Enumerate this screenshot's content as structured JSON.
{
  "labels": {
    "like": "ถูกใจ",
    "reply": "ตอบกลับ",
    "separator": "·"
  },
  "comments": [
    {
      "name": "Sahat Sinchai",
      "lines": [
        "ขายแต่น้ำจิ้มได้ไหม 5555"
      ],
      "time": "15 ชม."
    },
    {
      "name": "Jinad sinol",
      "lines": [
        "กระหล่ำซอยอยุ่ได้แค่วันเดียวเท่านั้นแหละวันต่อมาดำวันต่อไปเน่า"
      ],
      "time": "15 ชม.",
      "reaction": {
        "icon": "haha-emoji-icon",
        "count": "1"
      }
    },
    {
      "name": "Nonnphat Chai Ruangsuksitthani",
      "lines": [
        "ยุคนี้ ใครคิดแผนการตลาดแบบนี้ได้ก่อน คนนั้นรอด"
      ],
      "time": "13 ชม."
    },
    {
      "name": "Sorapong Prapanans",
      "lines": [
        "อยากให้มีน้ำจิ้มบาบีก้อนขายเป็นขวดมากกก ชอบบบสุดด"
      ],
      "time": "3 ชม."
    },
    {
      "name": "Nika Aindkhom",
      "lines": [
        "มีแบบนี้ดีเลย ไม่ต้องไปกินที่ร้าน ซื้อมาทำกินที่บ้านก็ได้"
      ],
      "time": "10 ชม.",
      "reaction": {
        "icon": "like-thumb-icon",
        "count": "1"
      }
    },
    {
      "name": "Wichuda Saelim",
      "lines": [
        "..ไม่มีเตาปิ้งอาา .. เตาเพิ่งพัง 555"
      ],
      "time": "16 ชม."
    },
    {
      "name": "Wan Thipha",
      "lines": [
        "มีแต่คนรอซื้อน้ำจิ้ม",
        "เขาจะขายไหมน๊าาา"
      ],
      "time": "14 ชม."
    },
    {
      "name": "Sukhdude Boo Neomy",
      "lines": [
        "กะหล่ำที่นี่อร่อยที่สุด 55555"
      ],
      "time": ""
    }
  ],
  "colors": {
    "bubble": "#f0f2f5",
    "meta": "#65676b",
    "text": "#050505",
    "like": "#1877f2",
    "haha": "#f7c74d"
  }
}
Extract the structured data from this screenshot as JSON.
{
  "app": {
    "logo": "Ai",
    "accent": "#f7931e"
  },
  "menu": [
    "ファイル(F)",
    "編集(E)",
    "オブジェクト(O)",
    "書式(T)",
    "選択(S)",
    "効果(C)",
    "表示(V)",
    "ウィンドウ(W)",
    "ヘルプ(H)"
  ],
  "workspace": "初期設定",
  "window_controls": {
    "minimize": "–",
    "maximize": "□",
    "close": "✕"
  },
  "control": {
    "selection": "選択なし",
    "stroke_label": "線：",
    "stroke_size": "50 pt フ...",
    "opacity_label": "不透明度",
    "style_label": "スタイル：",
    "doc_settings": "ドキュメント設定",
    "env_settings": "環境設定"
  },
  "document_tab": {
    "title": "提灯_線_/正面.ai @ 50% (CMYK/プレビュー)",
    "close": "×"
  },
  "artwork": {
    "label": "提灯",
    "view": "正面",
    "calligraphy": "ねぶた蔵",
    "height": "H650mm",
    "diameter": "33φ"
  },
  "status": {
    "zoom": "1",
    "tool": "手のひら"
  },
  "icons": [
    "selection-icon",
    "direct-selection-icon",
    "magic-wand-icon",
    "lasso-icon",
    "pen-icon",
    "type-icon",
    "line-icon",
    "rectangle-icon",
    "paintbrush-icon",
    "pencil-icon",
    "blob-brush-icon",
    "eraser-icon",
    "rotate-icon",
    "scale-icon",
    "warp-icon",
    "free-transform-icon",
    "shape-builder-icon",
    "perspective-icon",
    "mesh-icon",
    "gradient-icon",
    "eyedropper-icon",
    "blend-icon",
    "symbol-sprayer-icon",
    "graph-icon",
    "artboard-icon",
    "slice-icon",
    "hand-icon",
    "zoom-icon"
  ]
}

- - - - -

_Stated goal_.
Send back exactly the lines from the line with "Extract the structured" through the end of the records.

_Output for this exercise_.
Extract the structured data from this screenshot as JSON.
{
  "app": {
    "logo": "Ai",
    "accent": "#f7931e"
  },
  "menu": [
    "ファイル(F)",
    "編集(E)",
    "オブジェクト(O)",
    "書式(T)",
    "選択(S)",
    "効果(C)",
    "表示(V)",
    "ウィンドウ(W)",
    "ヘルプ(H)"
  ],
  "workspace": "初期設定",
  "window_controls": {
    "minimize": "–",
    "maximize": "□",
    "close": "✕"
  },
  "control": {
    "selection": "選択なし",
    "stroke_label": "線：",
    "stroke_size": "50 pt フ...",
    "opacity_label": "不透明度",
    "style_label": "スタイル：",
    "doc_settings": "ドキュメント設定",
    "env_settings": "環境設定"
  },
  "document_tab": {
    "title": "提灯_線_/正面.ai @ 50% (CMYK/プレビュー)",
    "close": "×"
  },
  "artwork": {
    "label": "提灯",
    "view": "正面",
    "calligraphy": "ねぶた蔵",
    "height": "H650mm",
    "diameter": "33φ"
  },
  "status": {
    "zoom": "1",
    "tool": "手のひら"
  },
  "icons": [
    "selection-icon",
    "direct-selection-icon",
    "magic-wand-icon",
    "lasso-icon",
    "pen-icon",
    "type-icon",
    "line-icon",
    "rectangle-icon",
    "paintbrush-icon",
    "pencil-icon",
    "blob-brush-icon",
    "eraser-icon",
    "rotate-icon",
    "scale-icon",
    "warp-icon",
    "free-transform-icon",
    "shape-builder-icon",
    "perspective-icon",
    "mesh-icon",
    "gradient-icon",
    "eyedropper-icon",
    "blend-icon",
    "symbol-sprayer-icon",
    "graph-icon",
    "artboard-icon",
    "slice-icon",
    "hand-icon",
    "zoom-icon"
  ]
}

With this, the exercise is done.